◆ Set exercise
Retype every entry exactly, character for character.

(Records that describe figures)
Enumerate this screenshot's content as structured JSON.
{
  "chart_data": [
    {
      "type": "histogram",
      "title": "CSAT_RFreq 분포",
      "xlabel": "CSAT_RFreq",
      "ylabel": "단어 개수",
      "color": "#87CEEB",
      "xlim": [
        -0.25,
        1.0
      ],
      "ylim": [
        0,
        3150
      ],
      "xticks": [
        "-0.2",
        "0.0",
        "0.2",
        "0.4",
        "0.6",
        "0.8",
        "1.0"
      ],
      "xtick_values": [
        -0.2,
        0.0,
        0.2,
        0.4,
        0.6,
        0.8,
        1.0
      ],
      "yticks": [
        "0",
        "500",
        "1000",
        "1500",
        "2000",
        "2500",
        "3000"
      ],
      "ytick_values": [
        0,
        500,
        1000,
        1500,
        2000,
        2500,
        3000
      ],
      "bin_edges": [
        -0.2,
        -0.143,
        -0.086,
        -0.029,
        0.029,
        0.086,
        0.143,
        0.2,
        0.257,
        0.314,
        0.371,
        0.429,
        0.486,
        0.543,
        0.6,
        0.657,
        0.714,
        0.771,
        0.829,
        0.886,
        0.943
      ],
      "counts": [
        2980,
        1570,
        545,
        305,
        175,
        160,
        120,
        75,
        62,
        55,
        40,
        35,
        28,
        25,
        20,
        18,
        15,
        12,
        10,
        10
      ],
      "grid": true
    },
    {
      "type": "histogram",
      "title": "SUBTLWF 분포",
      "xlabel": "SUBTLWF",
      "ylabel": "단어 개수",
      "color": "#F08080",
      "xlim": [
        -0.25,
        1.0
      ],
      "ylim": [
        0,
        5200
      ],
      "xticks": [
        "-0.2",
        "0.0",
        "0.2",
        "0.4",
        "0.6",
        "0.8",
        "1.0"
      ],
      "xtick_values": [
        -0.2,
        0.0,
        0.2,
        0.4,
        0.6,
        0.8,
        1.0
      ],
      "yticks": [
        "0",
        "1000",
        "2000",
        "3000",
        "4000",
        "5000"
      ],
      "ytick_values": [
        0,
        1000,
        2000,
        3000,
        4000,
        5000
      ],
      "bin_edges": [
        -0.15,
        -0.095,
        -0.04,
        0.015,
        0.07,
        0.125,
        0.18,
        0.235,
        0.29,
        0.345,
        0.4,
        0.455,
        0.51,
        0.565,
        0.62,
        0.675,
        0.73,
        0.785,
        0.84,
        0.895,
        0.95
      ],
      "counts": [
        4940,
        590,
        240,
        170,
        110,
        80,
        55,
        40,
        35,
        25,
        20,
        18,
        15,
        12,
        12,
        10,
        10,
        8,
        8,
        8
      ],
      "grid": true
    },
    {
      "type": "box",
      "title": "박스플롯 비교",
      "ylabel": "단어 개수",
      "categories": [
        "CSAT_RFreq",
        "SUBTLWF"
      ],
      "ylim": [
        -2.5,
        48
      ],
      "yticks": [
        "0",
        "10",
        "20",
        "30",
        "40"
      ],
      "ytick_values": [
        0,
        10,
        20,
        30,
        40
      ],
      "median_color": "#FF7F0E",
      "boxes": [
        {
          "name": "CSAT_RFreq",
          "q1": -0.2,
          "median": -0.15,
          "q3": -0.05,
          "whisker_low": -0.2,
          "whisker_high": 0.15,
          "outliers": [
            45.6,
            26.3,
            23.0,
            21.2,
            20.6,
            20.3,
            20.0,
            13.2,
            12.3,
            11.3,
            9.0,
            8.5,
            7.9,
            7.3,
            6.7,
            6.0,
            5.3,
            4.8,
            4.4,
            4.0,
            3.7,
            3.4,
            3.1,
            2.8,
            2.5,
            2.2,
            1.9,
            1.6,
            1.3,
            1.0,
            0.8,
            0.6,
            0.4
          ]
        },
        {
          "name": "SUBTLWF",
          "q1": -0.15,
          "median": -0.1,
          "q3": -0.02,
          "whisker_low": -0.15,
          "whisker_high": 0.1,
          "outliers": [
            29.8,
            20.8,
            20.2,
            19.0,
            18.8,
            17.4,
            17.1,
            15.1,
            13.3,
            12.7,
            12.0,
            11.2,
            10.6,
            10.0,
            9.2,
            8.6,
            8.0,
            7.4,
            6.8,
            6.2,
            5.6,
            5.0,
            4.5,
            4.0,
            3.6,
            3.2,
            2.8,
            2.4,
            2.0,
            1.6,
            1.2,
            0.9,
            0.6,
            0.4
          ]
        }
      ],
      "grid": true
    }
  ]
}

◆ The result
Enumerate this screenshot's content as structured JSON.
{
  "chart_data": [
    {
      "type": "histogram",
      "title": "CSAT_RFreq 분포",
      "xlabel": "CSAT_RFreq",
      "ylabel": "단어 개수",
      "color": "#87CEEB",
      "xlim": [
        -0.25,
        1.0
      ],
      "ylim": [
        0,
        3150
      ],
      "xticks": [
        "-0.2",
        "0.0",
        "0.2",
        "0.4",
        "0.6",
        "0.8",
        "1.0"
      ],
      "xtick_values": [
        -0.2,
        0.0,
        0.2,
        0.4,
        0.6,
        0.8,
        1.0
      ],
      "yticks": [
        "0",
        "500",
        "1000",
        "1500",
        "2000",
        "2500",
        "3000"
      ],
      "ytick_values": [
        0,
        500,
        1000,
        1500,
        2000,
        2500,
        3000
      ],
      "bin_edges": [
        -0.2,
        -0.143,
        -0.086,
        -0.029,
        0.029,
        0.086,
        0.143,
        0.2,
        0.257,
        0.314,
        0.371,
        0.429,
        0.486,
        0.543,
        0.6,
        0.657,
        0.714,
        0.771,
        0.829,
        0.886,
        0.943
      ],
      "counts": [
        2980,
        1570,
        545,
        305,
        175,
        160,
        120,
        75,
        62,
        55,
        40,
        35,
        28,
        25,
        20,
        18,
        15,
        12,
        10,
        10
      ],
      "grid": true
    },
    {
      "type": "histogram",
      "title": "SUBTLWF 분포",
      "xlabel": "SUBTLWF",
      "ylabel": "단어 개수",
      "color": "#F08080",
      "xlim": [
        -0.25,
        1.0
      ],
      "ylim": [
        0,
        5200
      ],
      "xticks": [
        "-0.2",
        "0.0",
        "0.2",
        "0.4",
        "0.6",
        "0.8",
        "1.0"
      ],
      "xtick_values": [
        -0.2,
        0.0,
        0.2,
        0.4,
        0.6,
        0.8,
        1.0
      ],
      "yticks": [
        "0",
        "1000",
        "2000",
        "3000",
        "4000",
        "5000"
      ],
      "ytick_values": [
        0,
        1000,
        2000,
        3000,
        4000,
        5000
      ],
      "bin_edges": [
        -0.15,
        -0.095,
        -0.04,
        0.015,
        0.07,
        0.125,
        0.18,
        0.235,
        0.29,
        0.345,
        0.4,
        0.455,
        0.51,
        0.565,
        0.62,
        0.675,
        0.73,
        0.785,
        0.84,
        0.895,
        0.95
      ],
      "counts": [
        4940,
        590,
        240,
        170,
        110,
        80,
        55,
        40,
        35,
        25,
        20,
        18,
        15,
        12,
        12,
        10,
        10,
        8,
        8,
        8
      ],
      "grid": true
    },
    {
      "type": "box",
      "title": "박스플롯 비교",
      "ylabel": "단어 개수",
      "categories": [
        "CSAT_RFreq",
        "SUBTLWF"
      ],
      "ylim": [
        -2.5,
        48
      ],
      "yticks": [
        "0",
        "10",
        "20",
        "30",
        "40"
      ],
      "ytick_values": [
        0,
        10,
        20,
        30,
        40
      ],
      "median_color": "#FF7F0E",
      "boxes": [
        {
          "name": "CSAT_RFreq",
          "q1": -0.2,
          "median": -0.15,
          "q3": -0.05,
          "whisker_low": -0.2,
          "whisker_high": 0.15,
          "outliers": [
            45.6,
            26.3,
            23.0,
            21.2,
            20.6,
            20.3,
            20.0,
            13.2,
            12.3,
            11.3,
            9.0,
            8.5,
            7.9,
            7.3,
            6.7,
            6.0,
            5.3,
            4.8,
            4.4,
            4.0,
            3.7,
            3.4,
            3.1,
            2.8,
            2.5,
            2.2,
            1.9,
            1.6,
            1.3,
            1.0,
            0.8,
            0.6,
            0.4
          ]
        },
        {
          "name": "SUBTLWF",
          "q1": -0.15,
          "median": -0.1,
          "q3": -0.02,
          "whisker_low": -0.15,
          "whisker_high": 0.1,
          "outliers": [
            29.8,
            20.8,
            20.2,
            19.0,
            18.8,
            17.4,
            17.1,
            15.1,
            13.3,
            12.7,
            12.0,
            11.2,
            10.6,
            10.0,
            9.2,
            8.6,
            8.0,
            7.4,
            6.8,
            6.2,
            5.6,
            5.0,
            4.5,
            4.0,
            3.6,
            3.2,
            2.8,
            2.4,
            2.0,
            1.6,
            1.2,
            0.9,
            0.6,
            0.4
          ]
        }
      ],
      "grid": true
    }
  ]
}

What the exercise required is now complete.